- **Data supplied**:
....................
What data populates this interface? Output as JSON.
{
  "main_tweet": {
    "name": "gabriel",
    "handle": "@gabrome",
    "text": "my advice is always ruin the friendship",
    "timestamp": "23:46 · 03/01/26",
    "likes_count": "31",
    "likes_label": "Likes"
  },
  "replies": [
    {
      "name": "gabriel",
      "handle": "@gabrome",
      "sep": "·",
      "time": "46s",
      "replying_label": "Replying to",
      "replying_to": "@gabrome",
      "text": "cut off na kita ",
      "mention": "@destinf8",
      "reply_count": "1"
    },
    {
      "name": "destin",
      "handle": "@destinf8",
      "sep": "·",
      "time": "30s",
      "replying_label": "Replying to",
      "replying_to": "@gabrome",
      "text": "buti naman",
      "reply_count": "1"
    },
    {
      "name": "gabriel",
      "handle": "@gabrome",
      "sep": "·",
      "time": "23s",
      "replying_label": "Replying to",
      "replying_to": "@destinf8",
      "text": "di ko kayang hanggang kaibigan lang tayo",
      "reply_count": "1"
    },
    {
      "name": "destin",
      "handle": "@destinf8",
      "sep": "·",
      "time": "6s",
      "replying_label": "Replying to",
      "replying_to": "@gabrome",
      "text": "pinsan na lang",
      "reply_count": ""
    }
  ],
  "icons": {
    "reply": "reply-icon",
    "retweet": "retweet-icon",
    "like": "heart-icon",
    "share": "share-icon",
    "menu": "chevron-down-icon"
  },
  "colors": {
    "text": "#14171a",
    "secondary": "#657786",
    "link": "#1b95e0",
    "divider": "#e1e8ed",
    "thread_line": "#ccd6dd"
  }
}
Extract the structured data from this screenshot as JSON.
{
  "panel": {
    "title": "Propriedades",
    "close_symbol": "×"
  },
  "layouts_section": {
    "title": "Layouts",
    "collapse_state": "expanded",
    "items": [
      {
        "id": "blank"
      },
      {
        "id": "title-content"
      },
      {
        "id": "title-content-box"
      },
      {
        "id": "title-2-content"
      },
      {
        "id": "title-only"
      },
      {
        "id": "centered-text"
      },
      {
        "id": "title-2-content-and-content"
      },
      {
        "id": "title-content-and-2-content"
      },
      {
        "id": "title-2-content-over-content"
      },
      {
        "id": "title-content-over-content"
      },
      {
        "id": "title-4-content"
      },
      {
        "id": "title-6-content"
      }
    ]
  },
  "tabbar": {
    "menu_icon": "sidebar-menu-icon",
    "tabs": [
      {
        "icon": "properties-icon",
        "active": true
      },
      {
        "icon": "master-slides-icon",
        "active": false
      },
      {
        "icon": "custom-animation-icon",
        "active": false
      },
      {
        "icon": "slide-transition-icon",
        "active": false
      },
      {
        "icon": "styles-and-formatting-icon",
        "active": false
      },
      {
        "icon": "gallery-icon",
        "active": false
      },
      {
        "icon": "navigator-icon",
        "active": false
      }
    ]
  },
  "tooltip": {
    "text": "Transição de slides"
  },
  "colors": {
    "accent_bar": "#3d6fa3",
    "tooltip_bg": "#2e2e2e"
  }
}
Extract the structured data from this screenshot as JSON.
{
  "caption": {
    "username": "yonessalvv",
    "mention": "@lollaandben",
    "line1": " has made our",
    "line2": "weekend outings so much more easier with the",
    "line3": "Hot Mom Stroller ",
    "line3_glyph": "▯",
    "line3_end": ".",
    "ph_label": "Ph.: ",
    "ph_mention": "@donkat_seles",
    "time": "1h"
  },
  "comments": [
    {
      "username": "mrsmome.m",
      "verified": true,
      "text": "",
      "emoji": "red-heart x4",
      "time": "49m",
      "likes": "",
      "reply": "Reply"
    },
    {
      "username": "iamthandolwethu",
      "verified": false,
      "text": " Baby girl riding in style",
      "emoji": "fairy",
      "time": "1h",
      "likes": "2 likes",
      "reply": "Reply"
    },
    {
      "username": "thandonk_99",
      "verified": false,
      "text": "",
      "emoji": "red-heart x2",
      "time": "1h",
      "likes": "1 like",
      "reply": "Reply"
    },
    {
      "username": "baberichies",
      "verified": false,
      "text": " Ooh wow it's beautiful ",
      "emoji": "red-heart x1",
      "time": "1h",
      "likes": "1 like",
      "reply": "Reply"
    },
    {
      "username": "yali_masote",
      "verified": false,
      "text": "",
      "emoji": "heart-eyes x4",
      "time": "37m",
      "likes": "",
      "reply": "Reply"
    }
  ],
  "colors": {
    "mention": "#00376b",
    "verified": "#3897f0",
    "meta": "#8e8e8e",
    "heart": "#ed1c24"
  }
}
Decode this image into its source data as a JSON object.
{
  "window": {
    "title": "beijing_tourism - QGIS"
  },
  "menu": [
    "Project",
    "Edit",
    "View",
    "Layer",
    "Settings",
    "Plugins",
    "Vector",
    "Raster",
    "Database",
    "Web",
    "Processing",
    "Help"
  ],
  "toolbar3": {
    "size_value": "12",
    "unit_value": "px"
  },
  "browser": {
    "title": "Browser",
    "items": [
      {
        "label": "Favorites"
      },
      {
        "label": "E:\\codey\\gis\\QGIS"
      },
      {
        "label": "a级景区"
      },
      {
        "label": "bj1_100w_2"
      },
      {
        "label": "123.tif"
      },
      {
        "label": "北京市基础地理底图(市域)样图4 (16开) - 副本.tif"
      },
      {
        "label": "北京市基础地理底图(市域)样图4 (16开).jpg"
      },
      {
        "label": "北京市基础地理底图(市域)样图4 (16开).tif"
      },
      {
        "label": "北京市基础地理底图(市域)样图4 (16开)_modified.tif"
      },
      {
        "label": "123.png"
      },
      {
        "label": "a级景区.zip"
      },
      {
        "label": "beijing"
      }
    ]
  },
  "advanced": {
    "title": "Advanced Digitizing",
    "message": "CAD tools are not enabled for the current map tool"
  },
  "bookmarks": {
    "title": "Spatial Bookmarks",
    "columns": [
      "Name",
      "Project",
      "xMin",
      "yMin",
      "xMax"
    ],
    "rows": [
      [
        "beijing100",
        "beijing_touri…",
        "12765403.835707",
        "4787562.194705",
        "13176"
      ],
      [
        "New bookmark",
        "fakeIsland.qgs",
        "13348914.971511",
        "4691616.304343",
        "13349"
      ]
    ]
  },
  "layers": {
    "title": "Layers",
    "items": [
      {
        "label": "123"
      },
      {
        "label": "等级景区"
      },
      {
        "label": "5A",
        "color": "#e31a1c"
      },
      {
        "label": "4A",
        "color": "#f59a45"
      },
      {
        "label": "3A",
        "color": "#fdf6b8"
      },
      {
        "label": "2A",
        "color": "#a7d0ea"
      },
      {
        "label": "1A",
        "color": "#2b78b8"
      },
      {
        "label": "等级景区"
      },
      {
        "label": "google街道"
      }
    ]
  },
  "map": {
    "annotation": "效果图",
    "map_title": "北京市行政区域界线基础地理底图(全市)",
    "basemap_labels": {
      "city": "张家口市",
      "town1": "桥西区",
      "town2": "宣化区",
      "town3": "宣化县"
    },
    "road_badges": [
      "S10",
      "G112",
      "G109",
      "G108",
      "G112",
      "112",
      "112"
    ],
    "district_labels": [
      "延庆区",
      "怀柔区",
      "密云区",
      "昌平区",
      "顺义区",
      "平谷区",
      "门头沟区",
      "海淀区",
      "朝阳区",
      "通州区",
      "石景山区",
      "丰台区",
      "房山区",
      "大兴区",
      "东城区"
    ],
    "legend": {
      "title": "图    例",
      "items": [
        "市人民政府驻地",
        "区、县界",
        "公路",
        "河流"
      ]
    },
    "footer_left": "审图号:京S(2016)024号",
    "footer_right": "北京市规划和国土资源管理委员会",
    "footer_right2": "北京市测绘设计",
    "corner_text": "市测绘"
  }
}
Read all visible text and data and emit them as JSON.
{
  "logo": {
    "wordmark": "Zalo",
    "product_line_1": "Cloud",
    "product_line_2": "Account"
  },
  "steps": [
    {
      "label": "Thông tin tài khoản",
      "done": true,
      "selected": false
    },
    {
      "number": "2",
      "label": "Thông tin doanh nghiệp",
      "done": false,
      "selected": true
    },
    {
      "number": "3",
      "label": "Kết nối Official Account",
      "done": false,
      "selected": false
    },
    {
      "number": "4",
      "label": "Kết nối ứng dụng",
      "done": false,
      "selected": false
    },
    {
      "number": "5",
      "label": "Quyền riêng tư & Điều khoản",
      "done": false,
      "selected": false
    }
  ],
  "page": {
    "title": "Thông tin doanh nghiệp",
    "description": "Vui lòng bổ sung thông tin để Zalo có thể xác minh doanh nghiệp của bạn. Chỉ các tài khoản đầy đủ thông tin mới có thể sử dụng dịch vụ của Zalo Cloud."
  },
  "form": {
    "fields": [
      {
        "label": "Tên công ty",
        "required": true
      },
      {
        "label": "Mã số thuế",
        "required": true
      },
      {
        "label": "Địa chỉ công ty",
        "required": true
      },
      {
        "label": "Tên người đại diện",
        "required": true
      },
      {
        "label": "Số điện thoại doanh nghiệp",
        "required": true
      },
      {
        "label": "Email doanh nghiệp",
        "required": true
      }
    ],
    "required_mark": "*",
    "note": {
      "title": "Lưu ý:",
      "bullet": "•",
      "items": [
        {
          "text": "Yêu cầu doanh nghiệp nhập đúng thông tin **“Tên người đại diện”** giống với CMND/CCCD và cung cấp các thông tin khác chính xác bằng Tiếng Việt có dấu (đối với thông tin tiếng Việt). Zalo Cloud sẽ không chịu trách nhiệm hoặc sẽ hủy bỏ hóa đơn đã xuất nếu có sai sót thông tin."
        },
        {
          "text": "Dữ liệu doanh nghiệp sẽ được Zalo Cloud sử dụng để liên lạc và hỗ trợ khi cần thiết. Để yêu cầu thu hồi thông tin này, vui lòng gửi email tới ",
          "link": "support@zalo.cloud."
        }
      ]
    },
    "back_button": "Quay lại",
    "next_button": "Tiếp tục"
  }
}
....................
- **Written problem**:
Identify each line containing the string "emoji" and copy it out.

- **Result**:
      "emoji": "red-heart x4",
      "emoji": "fairy",
      "emoji": "red-heart x2",
      "emoji": "red-heart x1",
      "emoji": "heart-eyes x4",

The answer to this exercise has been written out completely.